#### Set task
Lay out the data below as a numbered list, one item per line, with any blank lines dropped.
------ Input data
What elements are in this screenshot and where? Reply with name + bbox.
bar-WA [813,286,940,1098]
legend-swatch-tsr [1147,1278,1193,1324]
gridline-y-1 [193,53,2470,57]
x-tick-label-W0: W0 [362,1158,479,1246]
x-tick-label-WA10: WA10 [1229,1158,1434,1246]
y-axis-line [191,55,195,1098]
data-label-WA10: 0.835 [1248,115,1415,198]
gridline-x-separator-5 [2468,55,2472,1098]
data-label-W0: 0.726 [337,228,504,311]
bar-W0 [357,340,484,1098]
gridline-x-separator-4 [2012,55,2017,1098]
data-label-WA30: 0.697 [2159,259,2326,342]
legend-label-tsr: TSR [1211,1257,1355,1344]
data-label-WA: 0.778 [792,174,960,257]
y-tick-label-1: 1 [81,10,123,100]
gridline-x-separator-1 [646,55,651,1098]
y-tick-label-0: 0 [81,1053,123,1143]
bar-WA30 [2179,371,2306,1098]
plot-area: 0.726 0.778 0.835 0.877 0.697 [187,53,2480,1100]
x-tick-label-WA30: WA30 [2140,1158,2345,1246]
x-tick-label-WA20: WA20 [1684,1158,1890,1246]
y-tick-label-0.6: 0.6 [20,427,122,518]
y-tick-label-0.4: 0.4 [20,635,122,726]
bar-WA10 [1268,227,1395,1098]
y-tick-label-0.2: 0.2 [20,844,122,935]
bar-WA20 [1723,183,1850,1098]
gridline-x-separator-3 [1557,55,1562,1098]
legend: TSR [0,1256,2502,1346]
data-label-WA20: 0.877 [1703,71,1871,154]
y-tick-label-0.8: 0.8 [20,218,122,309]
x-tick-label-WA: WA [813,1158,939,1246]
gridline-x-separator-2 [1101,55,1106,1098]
------------
#### Task result
1. What elements are in this screenshot and where? Reply with name + bbox.
2. bar-WA [813,286,940,1098]
3. legend-swatch-tsr [1147,1278,1193,1324]
4. gridline-y-1 [193,53,2470,57]
5. x-tick-label-W0: W0 [362,1158,479,1246]
6. x-tick-label-WA10: WA10 [1229,1158,1434,1246]
7. y-axis-line [191,55,195,1098]
8. data-label-WA10: 0.835 [1248,115,1415,198]
9. gridline-x-separator-5 [2468,55,2472,1098]
10. data-label-W0: 0.726 [337,228,504,311]
11. bar-W0 [357,340,484,1098]
12. gridline-x-separator-4 [2012,55,2017,1098]
13. data-label-WA30: 0.697 [2159,259,2326,342]
14. legend-label-tsr: TSR [1211,1257,1355,1344]
15. data-label-WA: 0.778 [792,174,960,257]
16. y-tick-label-1: 1 [81,10,123,100]
17. gridline-x-separator-1 [646,55,651,1098]
18. y-tick-label-0: 0 [81,1053,123,1143]
19. bar-WA30 [2179,371,2306,1098]
20. plot-area: 0.726 0.778 0.835 0.877 0.697 [187,53,2480,1100]
21. x-tick-label-WA30: WA30 [2140,1158,2345,1246]
22. x-tick-label-WA20: WA20 [1684,1158,1890,1246]
23. y-tick-label-0.6: 0.6 [20,427,122,518]
24. y-tick-label-0.4: 0.4 [20,635,122,726]
25. bar-WA10 [1268,227,1395,1098]
26. y-tick-label-0.2: 0.2 [20,844,122,935]
27. bar-WA20 [1723,183,1850,1098]
28. gridline-x-separator-3 [1557,55,1562,1098]
29. legend: TSR [0,1256,2502,1346]
30. data-label-WA20: 0.877 [1703,71,1871,154]
31. y-tick-label-0.8: 0.8 [20,218,122,309]
32. x-tick-label-WA: WA [813,1158,939,1246]
33. gridline-x-separator-2 [1101,55,1106,1098]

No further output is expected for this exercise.